WHAT IS NEEDED — Work out how many lines of the material below mention the word "Paper"; reply with the number only.

Data entries
* START *

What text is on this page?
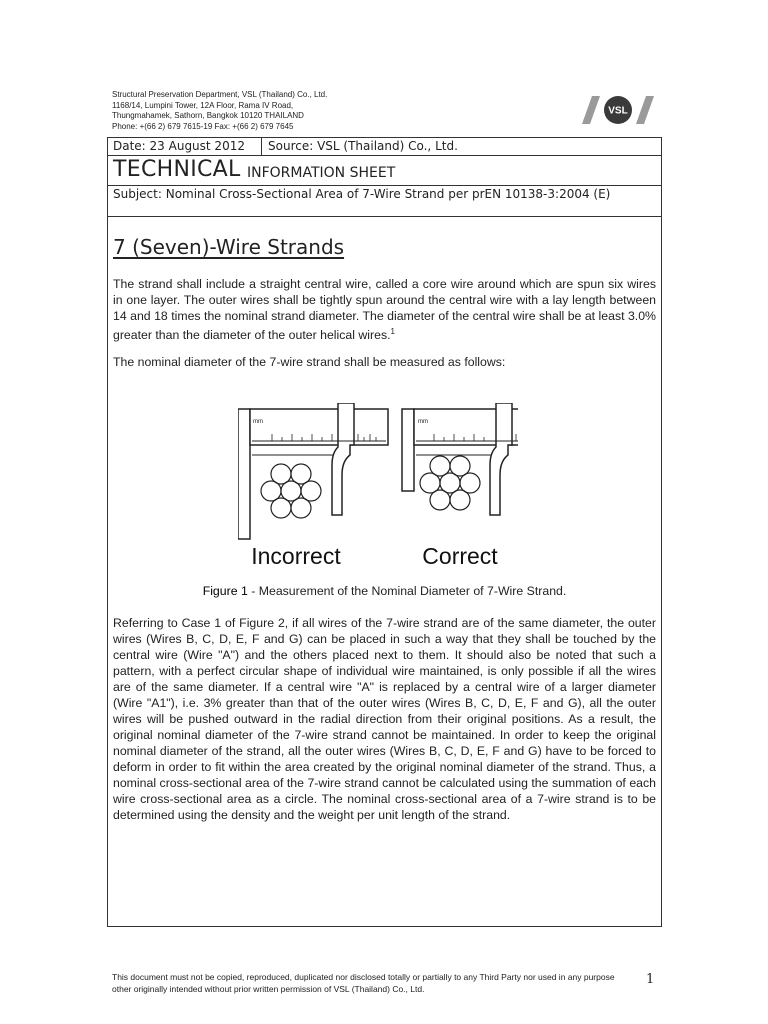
Structural Preservation Department, VSL (Thailand) Co., Ltd.
1168/14, Lumpini Tower, 12A Floor, Rama IV Road,
Thungmahamek, Sathorn, Bangkok 10120 THAILAND
Phone: +(66 2) 679 7615-19 Fax: +(66 2) 679 7645
VSL
Date: 23 August 2012 Source: VSL (Thailand) Co., Ltd.
TECHNICAL INFORMATION SHEET
Subject: Nominal Cross-Sectional Area of 7-Wire Strand per prEN 10138-3:2004 (E)
7 (Seven)-Wire Strands
The strand shall include a straight central wire, called a core wire around which are spun six wires in one layer. The outer wires shall be tightly spun around the central wire with a lay length between 14 and 18 times the nominal strand diameter. The diameter of the central wire shall be at least 3.0% greater than the diameter of the outer helical wires.$^1$
The nominal diameter of the 7-wire strand shall be measured as follows:
mm
Incorrect
mm
Correct
Figure 1 - Measurement of the Nominal Diameter of 7-Wire Strand.
Referring to Case 1 of Figure 2, if all wires of the 7-wire strand are of the same diameter, the outer wires (Wires B, C, D, E, F and G) can be placed in such a way that they shall be touched by the central wire (Wire "A") and the others placed next to them. It should also be noted that such a pattern, with a perfect circular shape of individual wire maintained, is only possible if all the wires are of the same diameter. If a central wire "A" is replaced by a central wire of a larger diameter (Wire "A1"), i.e. 3% greater than that of the outer wires (Wires B, C, D, E, F and G), all the outer wires will be pushed outward in the radial direction from their original positions. As a result, the original nominal diameter of the 7-wire strand cannot be maintained. In order to keep the original nominal diameter of the strand, all the outer wires (Wires B, C, D, E, F and G) have to be forced to deform in order to fit within the area created by the original nominal diameter of the strand. Thus, a nominal cross-sectional area of the 7-wire strand cannot be calculated using the summation of each wire cross-sectional area as a circle. The nominal cross-sectional area of a 7-wire strand is to be determined using the density and the weight per unit length of the strand.
This document must not be copied, reproduced, duplicated nor disclosed totally or partially to any Third Party nor used in any purpose other originally intended without prior written permission of VSL (Thailand) Co., Ltd.
1
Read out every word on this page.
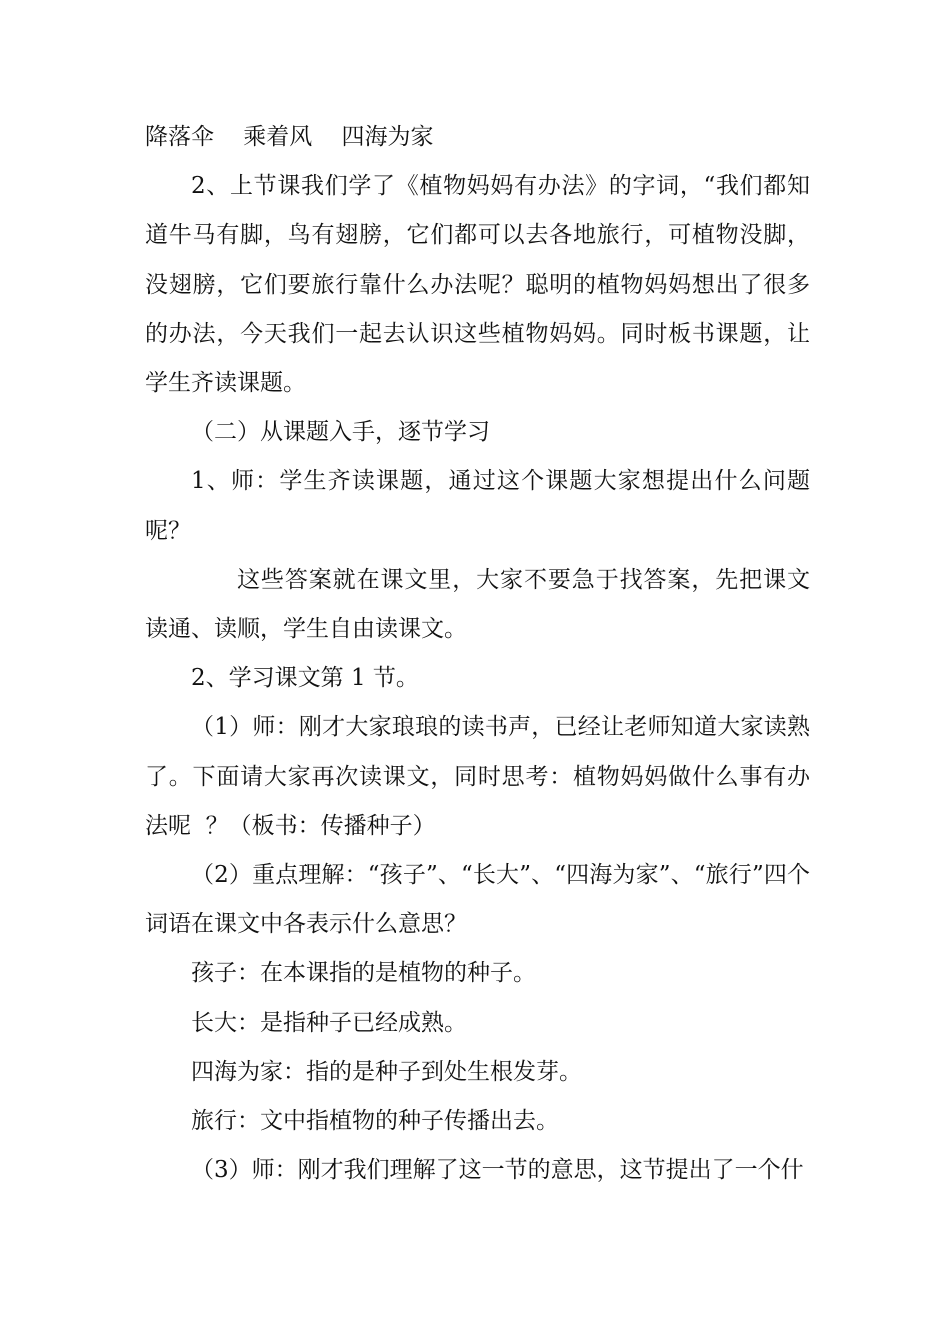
降落伞    乘着风    四海为家

2、上节课我们学了《植物妈妈有办法》的字词，“我们都知道牛马有脚，鸟有翅膀，它们都可以去各地旅行，可植物没脚，没翅膀，它们要旅行靠什么办法呢？聪明的植物妈妈想出了很多的办法，今天我们一起去认识这些植物妈妈。同时板书课题，让学生齐读课题。

（二）从课题入手，逐节学习

1、师：学生齐读课题，通过这个课题大家想提出什么问题呢？

这些答案就在课文里，大家不要急于找答案，先把课文读通、读顺，学生自由读课文。

2、学习课文第 1 节。

（1）师：刚才大家琅琅的读书声，已经让老师知道大家读熟了。下面请大家再次读课文，同时思考：植物妈妈做什么事有办法呢  ？（板书：传播种子）

（2）重点理解：“孩子”、“长大”、“四海为家”、“旅行”四个词语在课文中各表示什么意思？

孩子：在本课指的是植物的种子。

长大：是指种子已经成熟。

四海为家：指的是种子到处生根发芽。

旅行：文中指植物的种子传播出去。

（3）师：刚才我们理解了这一节的意思，这节提出了一个什
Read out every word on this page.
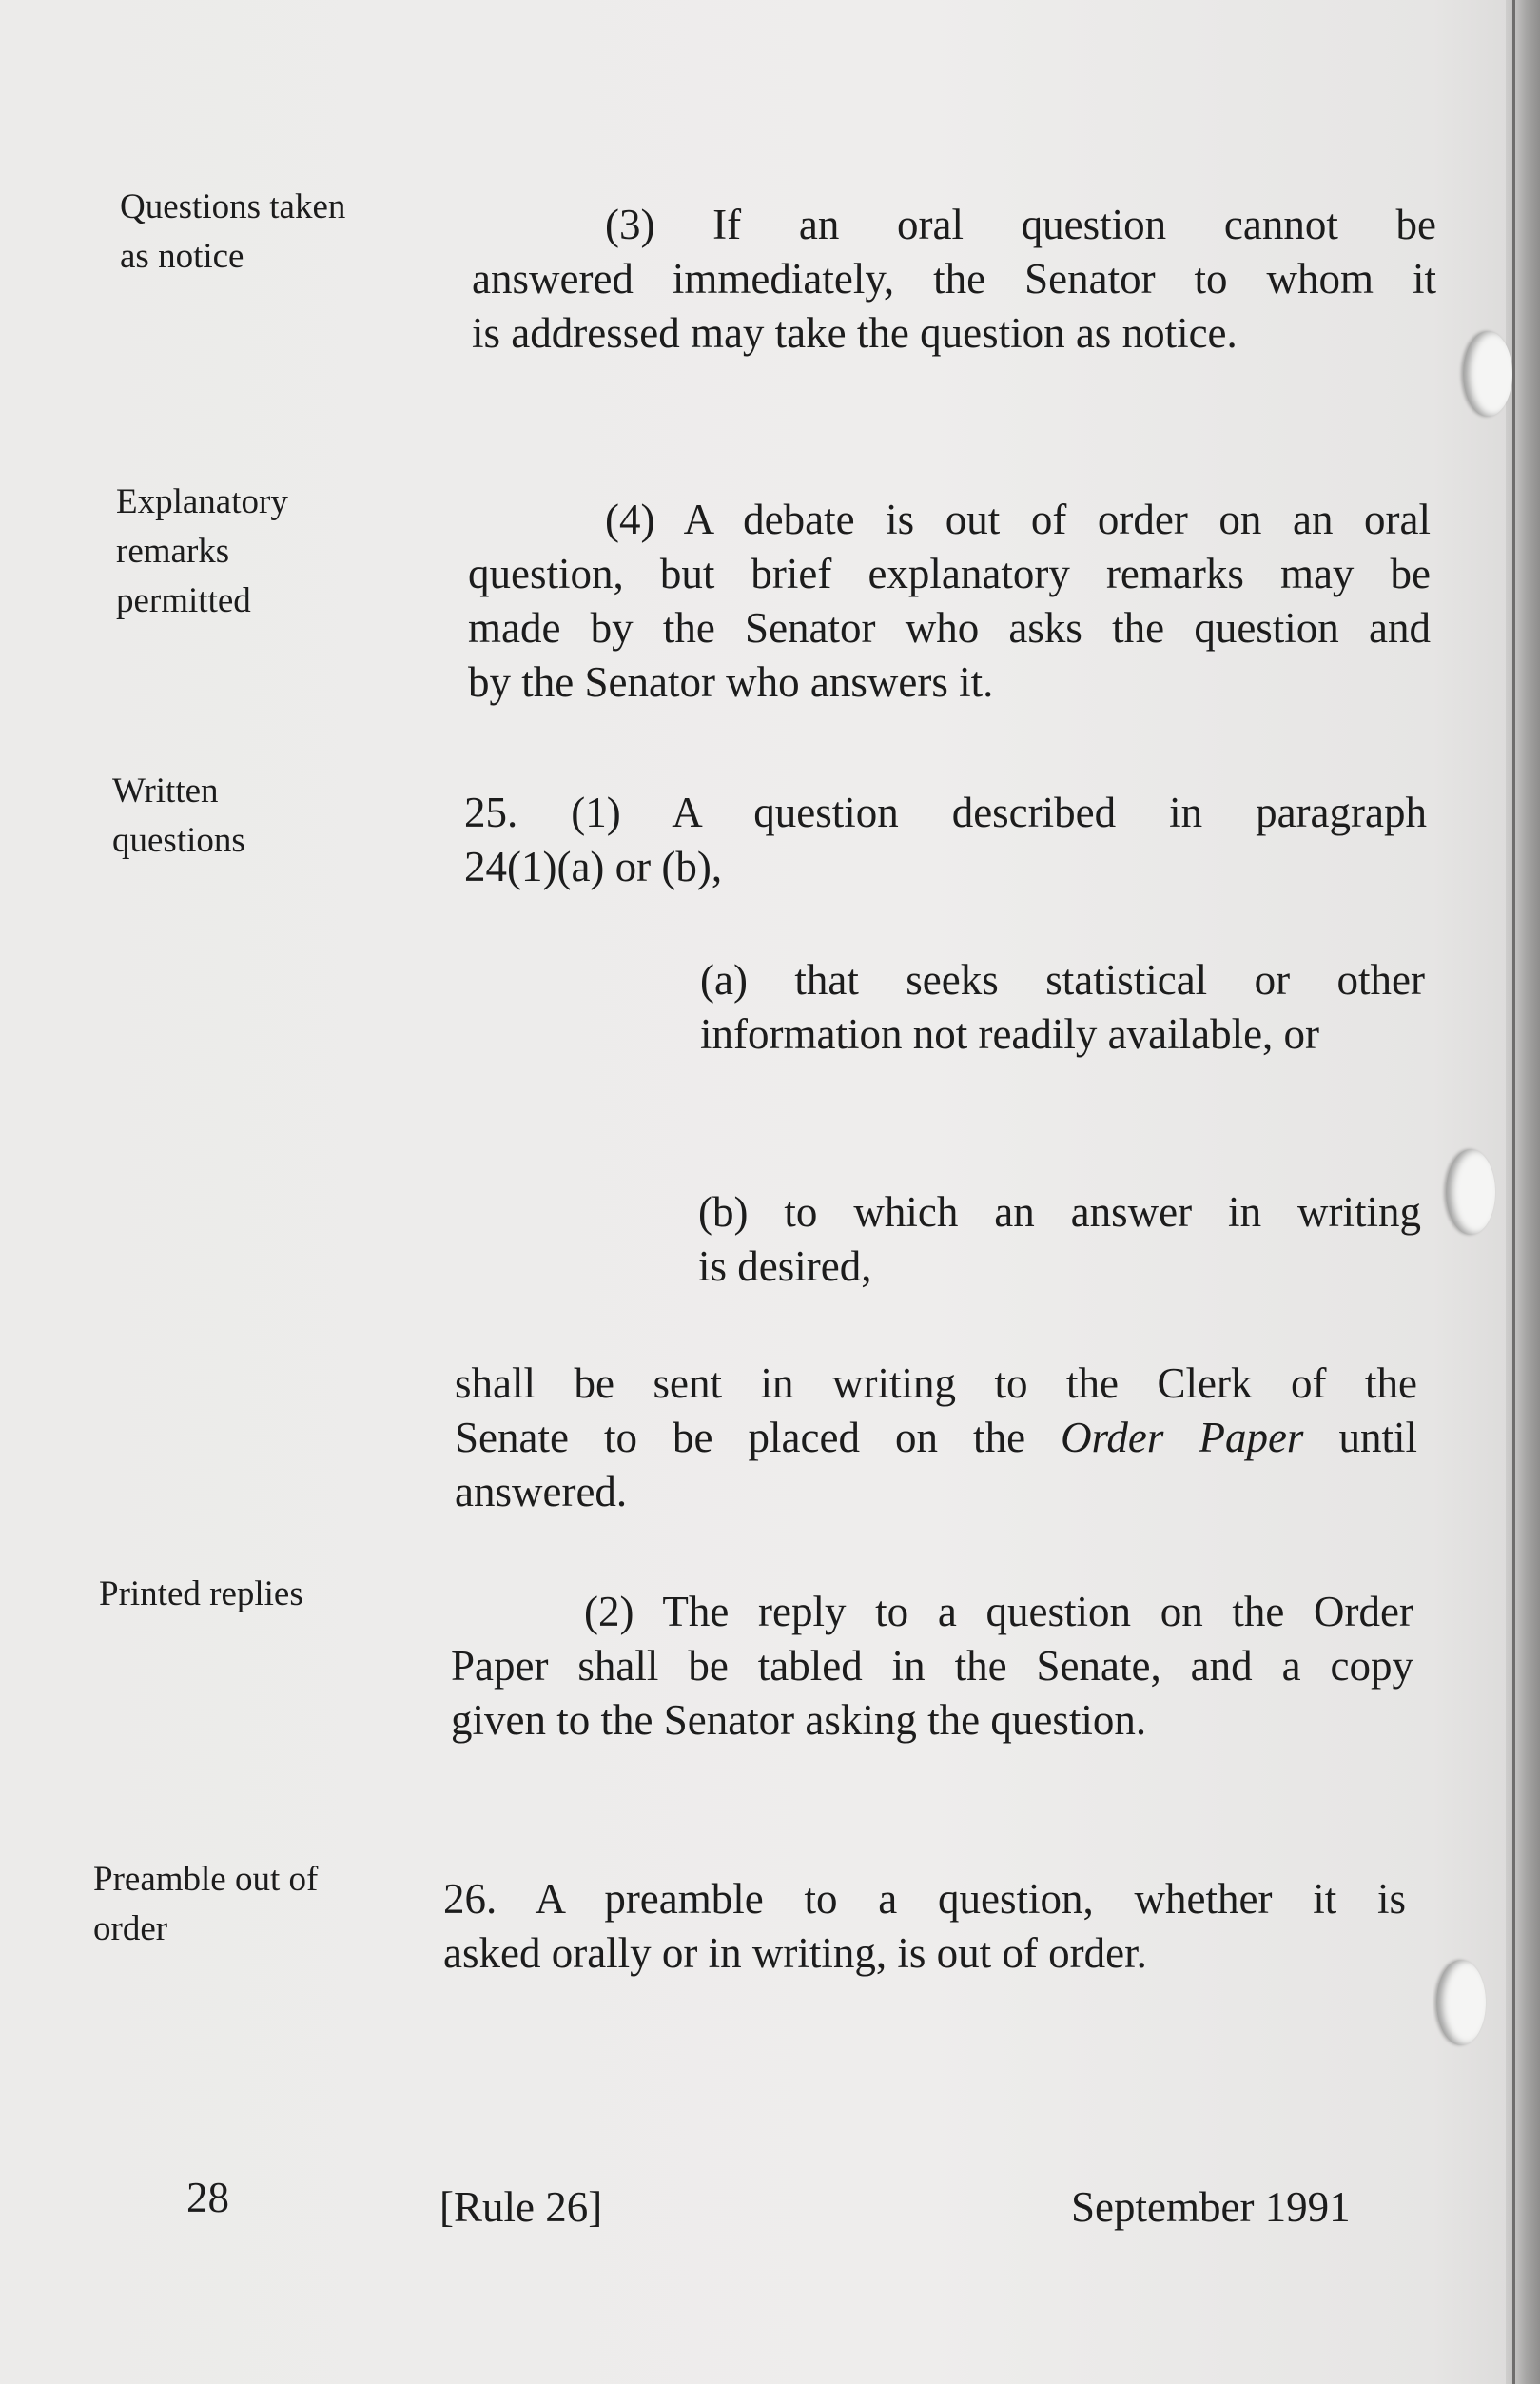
Questions taken
as notice
Explanatory
remarks
permitted
Written
questions
Printed replies
Preamble out of
order
(3) If an oral question cannot be
answered immediately, the Senator to whom it
is addressed may take the question as notice.
(4) A debate is out of order on an oral
question, but brief explanatory remarks may be
made by the Senator who asks the question and
by the Senator who answers it.
25. (1) A question described in paragraph
24(1)(a) or (b),
(a) that seeks statistical or other
information not readily available, or
(b) to which an answer in writing
is desired,
shall be sent in writing to the Clerk of the
Senate to be placed on the Order Paper until
answered.
(2) The reply to a question on the Order
Paper shall be tabled in the Senate, and a copy
given to the Senator asking the question.
26. A preamble to a question, whether it is
asked orally or in writing, is out of order.
28	[Rule 26]	September 1991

* END *

ANSWER FOR THE TASK — 2